# What you have to do
The records that follow are to be transcribed in full, without their images.

Dataset records on visual material:
** Begin **
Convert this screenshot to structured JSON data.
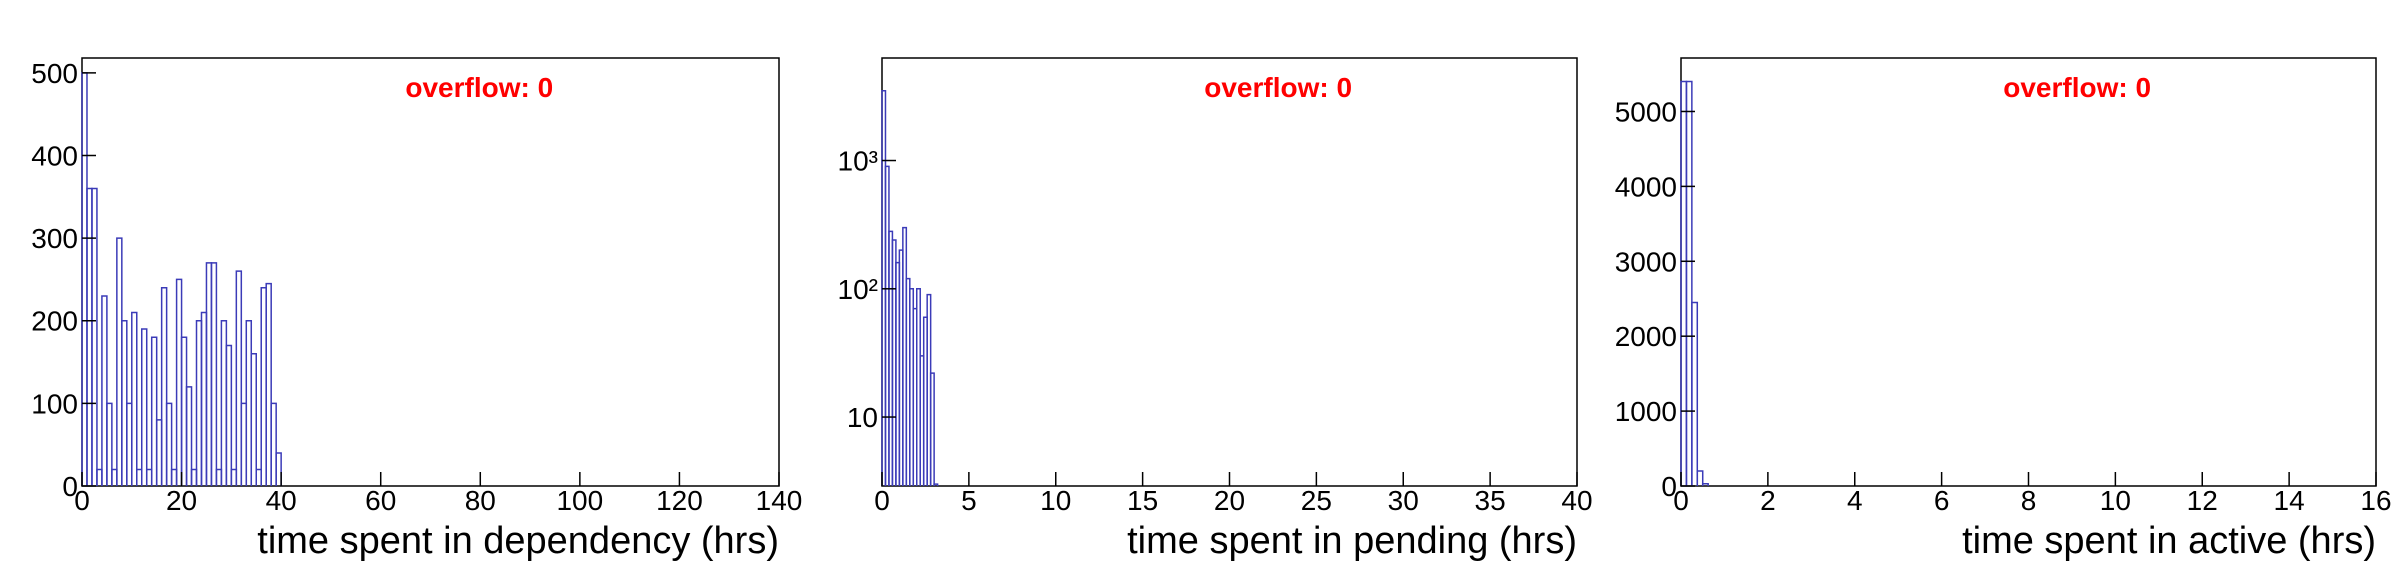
{
  "chart_data": [
    {
      "type": "histogram",
      "xlabel": "time spent in dependency (hrs)",
      "annotation": "overflow: 0",
      "color": "#3b3bb8",
      "log_y": false,
      "bins": [
        0,
        1,
        2,
        3,
        4,
        5,
        6,
        7,
        8,
        9,
        10,
        11,
        12,
        13,
        14,
        15,
        16,
        17,
        18,
        19,
        20,
        21,
        22,
        23,
        24,
        25,
        26,
        27,
        28,
        29,
        30,
        31,
        32,
        33,
        34,
        35,
        36,
        37,
        38,
        39,
        40
      ],
      "counts": [
        500,
        360,
        360,
        20,
        230,
        100,
        20,
        300,
        200,
        100,
        210,
        20,
        190,
        20,
        180,
        80,
        240,
        100,
        20,
        250,
        180,
        120,
        20,
        200,
        210,
        270,
        270,
        20,
        200,
        170,
        20,
        260,
        100,
        200,
        160,
        20,
        240,
        245,
        100,
        40
      ],
      "xlim": [
        0,
        140
      ],
      "xticks": [
        0,
        20,
        40,
        60,
        80,
        100,
        120,
        140
      ],
      "ylim": [
        0,
        518
      ],
      "yticks": [
        0,
        100,
        200,
        300,
        400,
        500
      ]
    },
    {
      "type": "histogram",
      "xlabel": "time spent in pending (hrs)",
      "annotation": "overflow: 0",
      "color": "#3b3bb8",
      "log_y": true,
      "bins": [
        0,
        0.2,
        0.4,
        0.6,
        0.8,
        1,
        1.2,
        1.4,
        1.6,
        1.8,
        2,
        2.2,
        2.4,
        2.6,
        2.8,
        3,
        3.2
      ],
      "counts": [
        3500,
        900,
        280,
        240,
        160,
        200,
        300,
        120,
        100,
        70,
        100,
        30,
        60,
        90,
        22,
        3
      ],
      "xlim": [
        0,
        40
      ],
      "xticks": [
        0,
        5,
        10,
        15,
        20,
        25,
        30,
        35,
        40
      ],
      "ylim": [
        2.9,
        6300
      ],
      "yticks": [
        10,
        {
          "value": 100,
          "label": "10²"
        },
        {
          "value": 1000,
          "label": "10³"
        }
      ]
    },
    {
      "type": "histogram",
      "xlabel": "time spent in active (hrs)",
      "annotation": "overflow: 0",
      "color": "#3b3bb8",
      "log_y": false,
      "bins": [
        0,
        0.125,
        0.25,
        0.375,
        0.5,
        0.625
      ],
      "counts": [
        5400,
        5400,
        2450,
        200,
        30
      ],
      "xlim": [
        0,
        16
      ],
      "xticks": [
        0,
        2,
        4,
        6,
        8,
        10,
        12,
        14,
        16
      ],
      "ylim": [
        0,
        5714
      ],
      "yticks": [
        0,
        1000,
        2000,
        3000,
        4000,
        5000
      ]
    }
  ]
}
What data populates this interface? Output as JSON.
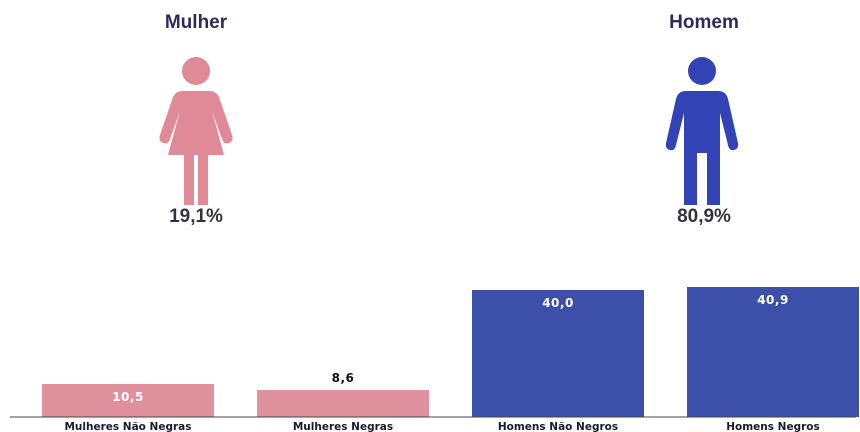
{
  "genders": {
    "female": {
      "label": "Mulher",
      "percent_text": "19,1%",
      "percent": 19.1,
      "color": "#e08a97",
      "icon": "woman-icon"
    },
    "male": {
      "label": "Homem",
      "percent_text": "80,9%",
      "percent": 80.9,
      "color": "#3243b5",
      "icon": "man-icon"
    }
  },
  "chart_data": {
    "type": "bar",
    "categories": [
      "Mulheres Não Negras",
      "Mulheres Negras",
      "Homens Não Negros",
      "Homens Negros"
    ],
    "values": [
      10.5,
      8.6,
      40.0,
      40.9
    ],
    "value_labels": [
      "10,5",
      "8,6",
      "40,0",
      "40,9"
    ],
    "colors": [
      "#e0919d",
      "#e0919d",
      "#3d50a9",
      "#3d50a9"
    ],
    "label_colors": [
      "#ffffff",
      "#111111",
      "#ffffff",
      "#ffffff"
    ],
    "label_inside": [
      true,
      false,
      true,
      true
    ],
    "ylim": [
      0,
      40.9
    ],
    "grid": false
  }
}
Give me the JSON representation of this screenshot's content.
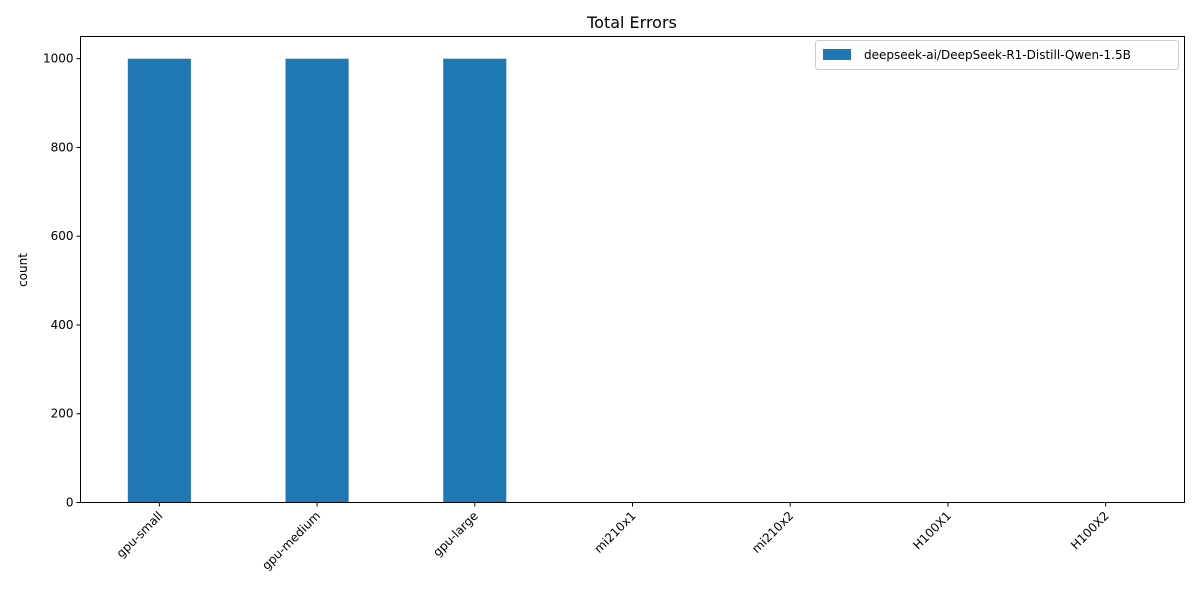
{
  "chart_data": {
    "type": "bar",
    "title": "Total Errors",
    "xlabel": "",
    "ylabel": "count",
    "categories": [
      "gpu-small",
      "gpu-medium",
      "gpu-large",
      "mi210x1",
      "mi210x2",
      "H100X1",
      "H100X2"
    ],
    "series": [
      {
        "name": "deepseek-ai/DeepSeek-R1-Distill-Qwen-1.5B",
        "values": [
          1000,
          1000,
          1000,
          0,
          0,
          0,
          0
        ],
        "color": "#1f77b4"
      }
    ],
    "ylim": [
      0,
      1050
    ],
    "yticks": [
      0,
      200,
      400,
      600,
      800,
      1000
    ],
    "grid": false,
    "legend_position": "top-right"
  }
}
** End **
# Completed task
Convert this screenshot to structured JSON data.
{
  "chart_data": [
    {
      "type": "histogram",
      "xlabel": "time spent in dependency (hrs)",
      "annotation": "overflow: 0",
      "color": "#3b3bb8",
      "log_y": false,
      "bins": [
        0,
        1,
        2,
        3,
        4,
        5,
        6,
        7,
        8,
        9,
        10,
        11,
        12,
        13,
        14,
        15,
        16,
        17,
        18,
        19,
        20,
        21,
        22,
        23,
        24,
        25,
        26,
        27,
        28,
        29,
        30,
        31,
        32,
        33,
        34,
        35,
        36,
        37,
        38,
        39,
        40
      ],
      "counts": [
        500,
        360,
        360,
        20,
        230,
        100,
        20,
        300,
        200,
        100,
        210,
        20,
        190,
        20,
        180,
        80,
        240,
        100,
        20,
        250,
        180,
        120,
        20,
        200,
        210,
        270,
        270,
        20,
        200,
        170,
        20,
        260,
        100,
        200,
        160,
        20,
        240,
        245,
        100,
        40
      ],
      "xlim": [
        0,
        140
      ],
      "xticks": [
        0,
        20,
        40,
        60,
        80,
        100,
        120,
        140
      ],
      "ylim": [
        0,
        518
      ],
      "yticks": [
        0,
        100,
        200,
        300,
        400,
        500
      ]
    },
    {
      "type": "histogram",
      "xlabel": "time spent in pending (hrs)",
      "annotation": "overflow: 0",
      "color": "#3b3bb8",
      "log_y": true,
      "bins": [
        0,
        0.2,
        0.4,
        0.6,
        0.8,
        1,
        1.2,
        1.4,
        1.6,
        1.8,
        2,
        2.2,
        2.4,
        2.6,
        2.8,
        3,
        3.2
      ],
      "counts": [
        3500,
        900,
        280,
        240,
        160,
        200,
        300,
        120,
        100,
        70,
        100,
        30,
        60,
        90,
        22,
        3
      ],
      "xlim": [
        0,
        40
      ],
      "xticks": [
        0,
        5,
        10,
        15,
        20,
        25,
        30,
        35,
        40
      ],
      "ylim": [
        2.9,
        6300
      ],
      "yticks": [
        10,
        {
          "value": 100,
          "label": "10²"
        },
        {
          "value": 1000,
          "label": "10³"
        }
      ]
    },
    {
      "type": "histogram",
      "xlabel": "time spent in active (hrs)",
      "annotation": "overflow: 0",
      "color": "#3b3bb8",
      "log_y": false,
      "bins": [
        0,
        0.125,
        0.25,
        0.375,
        0.5,
        0.625
      ],
      "counts": [
        5400,
        5400,
        2450,
        200,
        30
      ],
      "xlim": [
        0,
        16
      ],
      "xticks": [
        0,
        2,
        4,
        6,
        8,
        10,
        12,
        14,
        16
      ],
      "ylim": [
        0,
        5714
      ],
      "yticks": [
        0,
        1000,
        2000,
        3000,
        4000,
        5000
      ]
    }
  ]
}
What data populates this interface? Output as JSON.
{
  "genders": {
    "female": {
      "label": "Mulher",
      "percent_text": "19,1%",
      "percent": 19.1,
      "color": "#e08a97",
      "icon": "woman-icon"
    },
    "male": {
      "label": "Homem",
      "percent_text": "80,9%",
      "percent": 80.9,
      "color": "#3243b5",
      "icon": "man-icon"
    }
  },
  "chart_data": {
    "type": "bar",
    "categories": [
      "Mulheres Não Negras",
      "Mulheres Negras",
      "Homens Não Negros",
      "Homens Negros"
    ],
    "values": [
      10.5,
      8.6,
      40.0,
      40.9
    ],
    "value_labels": [
      "10,5",
      "8,6",
      "40,0",
      "40,9"
    ],
    "colors": [
      "#e0919d",
      "#e0919d",
      "#3d50a9",
      "#3d50a9"
    ],
    "label_colors": [
      "#ffffff",
      "#111111",
      "#ffffff",
      "#ffffff"
    ],
    "label_inside": [
      true,
      false,
      true,
      true
    ],
    "ylim": [
      0,
      40.9
    ],
    "grid": false
  }
}
Give me the JSON representation of this screenshot's content.
{
  "chart_data": {
    "type": "bar",
    "title": "Total Errors",
    "xlabel": "",
    "ylabel": "count",
    "categories": [
      "gpu-small",
      "gpu-medium",
      "gpu-large",
      "mi210x1",
      "mi210x2",
      "H100X1",
      "H100X2"
    ],
    "series": [
      {
        "name": "deepseek-ai/DeepSeek-R1-Distill-Qwen-1.5B",
        "values": [
          1000,
          1000,
          1000,
          0,
          0,
          0,
          0
        ],
        "color": "#1f77b4"
      }
    ],
    "ylim": [
      0,
      1050
    ],
    "yticks": [
      0,
      200,
      400,
      600,
      800,
      1000
    ],
    "grid": false,
    "legend_position": "top-right"
  }
}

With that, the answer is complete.